# AIM
Give a verbatim copy of the lines below, minus the pictures.

↓↓↓

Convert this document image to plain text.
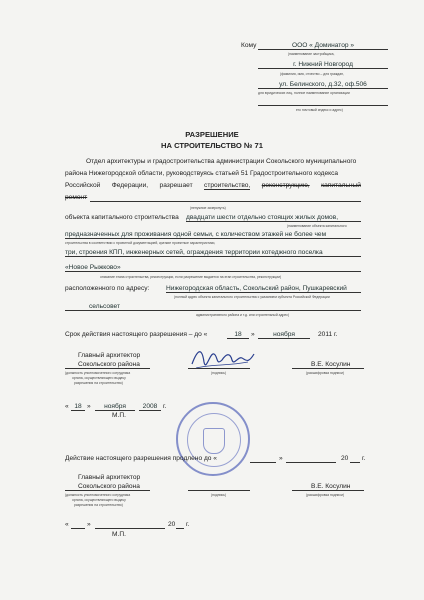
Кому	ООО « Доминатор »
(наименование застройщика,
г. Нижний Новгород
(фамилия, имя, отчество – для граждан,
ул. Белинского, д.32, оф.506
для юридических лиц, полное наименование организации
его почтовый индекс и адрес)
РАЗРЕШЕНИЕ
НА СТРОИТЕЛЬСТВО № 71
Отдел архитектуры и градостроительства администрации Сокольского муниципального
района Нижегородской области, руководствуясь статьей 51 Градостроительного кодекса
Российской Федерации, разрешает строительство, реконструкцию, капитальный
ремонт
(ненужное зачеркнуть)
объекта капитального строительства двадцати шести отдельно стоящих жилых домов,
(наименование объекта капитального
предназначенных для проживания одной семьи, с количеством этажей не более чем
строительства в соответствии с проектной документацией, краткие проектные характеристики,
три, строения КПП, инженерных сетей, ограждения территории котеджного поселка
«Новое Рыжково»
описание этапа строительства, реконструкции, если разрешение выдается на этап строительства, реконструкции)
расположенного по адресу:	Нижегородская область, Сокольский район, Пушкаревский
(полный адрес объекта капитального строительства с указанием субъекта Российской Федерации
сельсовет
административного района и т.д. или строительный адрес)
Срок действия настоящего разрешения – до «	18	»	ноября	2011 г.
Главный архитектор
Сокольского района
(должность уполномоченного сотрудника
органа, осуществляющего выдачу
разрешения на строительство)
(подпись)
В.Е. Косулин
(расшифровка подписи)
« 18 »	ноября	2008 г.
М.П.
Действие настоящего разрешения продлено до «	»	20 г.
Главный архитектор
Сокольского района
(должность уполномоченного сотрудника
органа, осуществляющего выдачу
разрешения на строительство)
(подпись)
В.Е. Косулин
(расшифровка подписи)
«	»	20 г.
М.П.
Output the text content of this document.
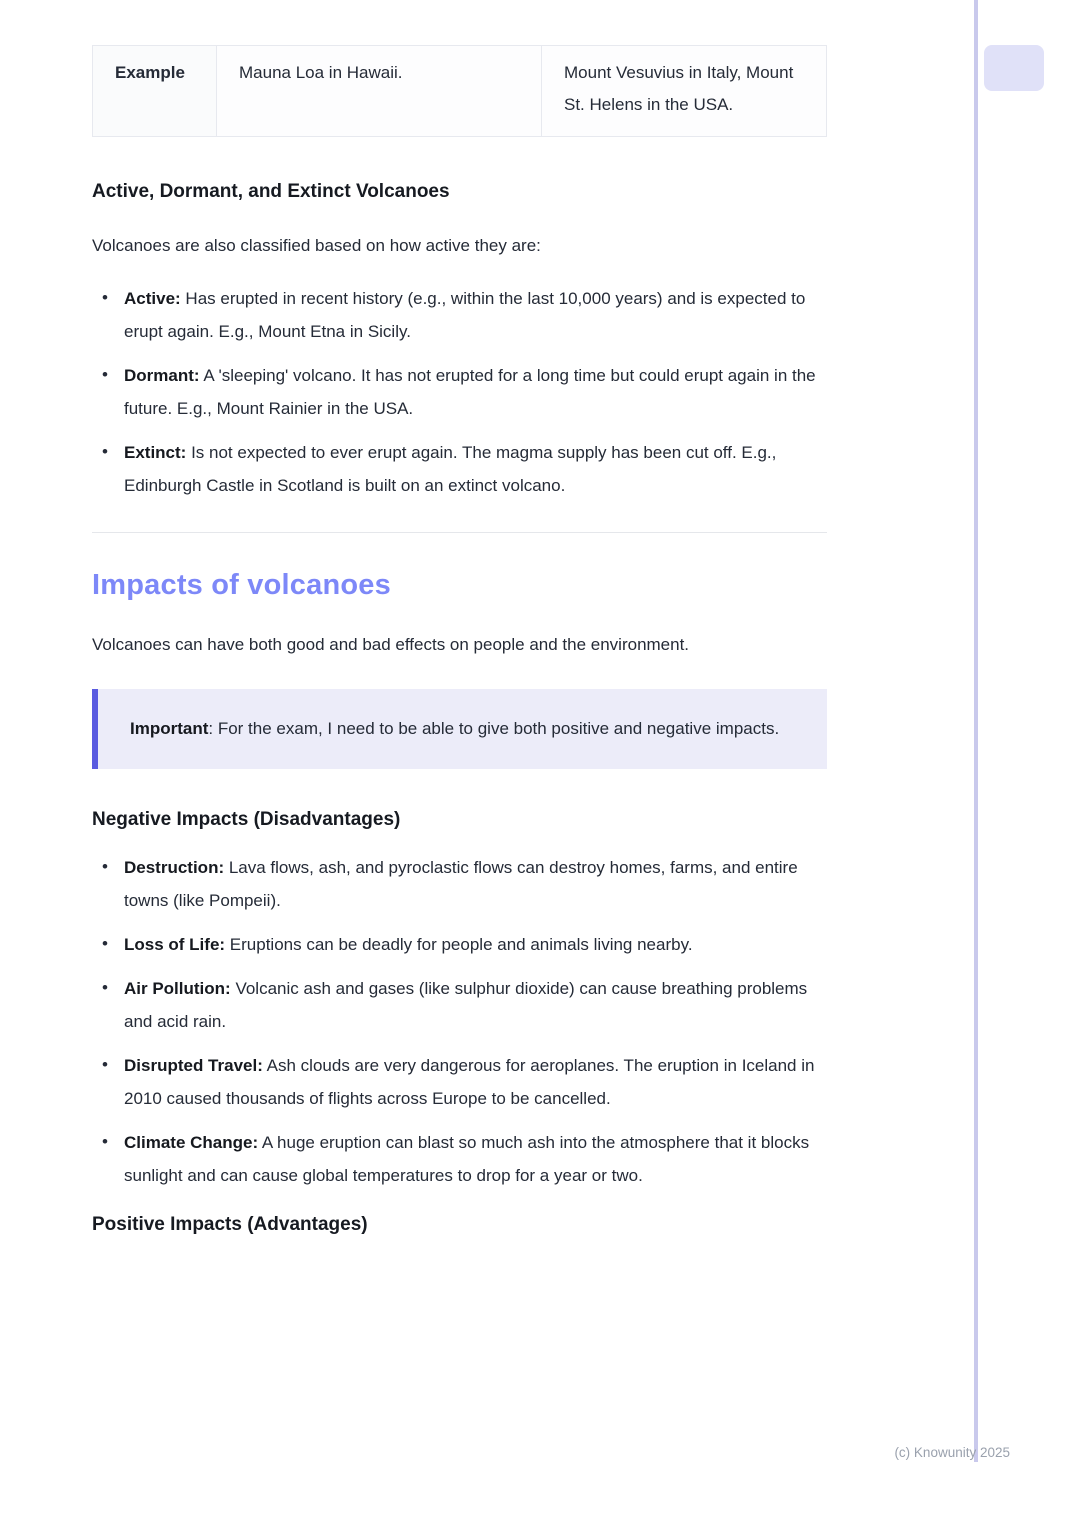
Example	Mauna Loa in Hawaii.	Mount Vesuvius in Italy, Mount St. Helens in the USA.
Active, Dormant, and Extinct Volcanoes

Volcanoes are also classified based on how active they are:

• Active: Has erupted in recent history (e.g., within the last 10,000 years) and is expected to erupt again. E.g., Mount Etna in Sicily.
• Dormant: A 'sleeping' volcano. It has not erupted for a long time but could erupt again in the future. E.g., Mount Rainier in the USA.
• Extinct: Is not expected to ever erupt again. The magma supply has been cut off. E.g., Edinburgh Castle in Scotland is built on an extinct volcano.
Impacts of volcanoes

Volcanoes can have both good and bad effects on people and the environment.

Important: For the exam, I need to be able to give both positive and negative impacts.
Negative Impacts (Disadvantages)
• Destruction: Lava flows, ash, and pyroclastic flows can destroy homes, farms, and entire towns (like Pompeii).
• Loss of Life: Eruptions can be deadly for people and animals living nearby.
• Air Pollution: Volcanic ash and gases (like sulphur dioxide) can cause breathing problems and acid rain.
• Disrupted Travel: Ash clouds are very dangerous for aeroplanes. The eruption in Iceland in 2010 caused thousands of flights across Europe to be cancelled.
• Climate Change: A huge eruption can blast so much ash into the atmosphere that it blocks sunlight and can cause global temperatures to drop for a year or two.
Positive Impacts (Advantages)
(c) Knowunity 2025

↑↑↑

# FINAL RESULT
Convert this document image to plain text.
Кому	ООО « Доминатор »
(наименование застройщика,
г. Нижний Новгород
(фамилия, имя, отчество – для граждан,
ул. Белинского, д.32, оф.506
для юридических лиц, полное наименование организации
его почтовый индекс и адрес)
РАЗРЕШЕНИЕ
НА СТРОИТЕЛЬСТВО № 71
Отдел архитектуры и градостроительства администрации Сокольского муниципального
района Нижегородской области, руководствуясь статьей 51 Градостроительного кодекса
Российской Федерации, разрешает строительство, реконструкцию, капитальный
ремонт
(ненужное зачеркнуть)
объекта капитального строительства двадцати шести отдельно стоящих жилых домов,
(наименование объекта капитального
предназначенных для проживания одной семьи, с количеством этажей не более чем
строительства в соответствии с проектной документацией, краткие проектные характеристики,
три, строения КПП, инженерных сетей, ограждения территории котеджного поселка
«Новое Рыжково»
описание этапа строительства, реконструкции, если разрешение выдается на этап строительства, реконструкции)
расположенного по адресу:	Нижегородская область, Сокольский район, Пушкаревский
(полный адрес объекта капитального строительства с указанием субъекта Российской Федерации
сельсовет
административного района и т.д. или строительный адрес)
Срок действия настоящего разрешения – до «	18	»	ноября	2011 г.
Главный архитектор
Сокольского района
(должность уполномоченного сотрудника
органа, осуществляющего выдачу
разрешения на строительство)
(подпись)
В.Е. Косулин
(расшифровка подписи)
« 18 »	ноября	2008 г.
М.П.
Действие настоящего разрешения продлено до «	»	20 г.
Главный архитектор
Сокольского района
(должность уполномоченного сотрудника
органа, осуществляющего выдачу
разрешения на строительство)
(подпись)
В.Е. Косулин
(расшифровка подписи)
«	»	20 г.
М.П.
Output the text content of this document.
Example	Mauna Loa in Hawaii.	Mount Vesuvius in Italy, Mount St. Helens in the USA.
Active, Dormant, and Extinct Volcanoes

Volcanoes are also classified based on how active they are:

• Active: Has erupted in recent history (e.g., within the last 10,000 years) and is expected to erupt again. E.g., Mount Etna in Sicily.
• Dormant: A 'sleeping' volcano. It has not erupted for a long time but could erupt again in the future. E.g., Mount Rainier in the USA.
• Extinct: Is not expected to ever erupt again. The magma supply has been cut off. E.g., Edinburgh Castle in Scotland is built on an extinct volcano.
Impacts of volcanoes

Volcanoes can have both good and bad effects on people and the environment.

Important: For the exam, I need to be able to give both positive and negative impacts.
Negative Impacts (Disadvantages)
• Destruction: Lava flows, ash, and pyroclastic flows can destroy homes, farms, and entire towns (like Pompeii).
• Loss of Life: Eruptions can be deadly for people and animals living nearby.
• Air Pollution: Volcanic ash and gases (like sulphur dioxide) can cause breathing problems and acid rain.
• Disrupted Travel: Ash clouds are very dangerous for aeroplanes. The eruption in Iceland in 2010 caused thousands of flights across Europe to be cancelled.
• Climate Change: A huge eruption can blast so much ash into the atmosphere that it blocks sunlight and can cause global temperatures to drop for a year or two.
Positive Impacts (Advantages)
(c) Knowunity 2025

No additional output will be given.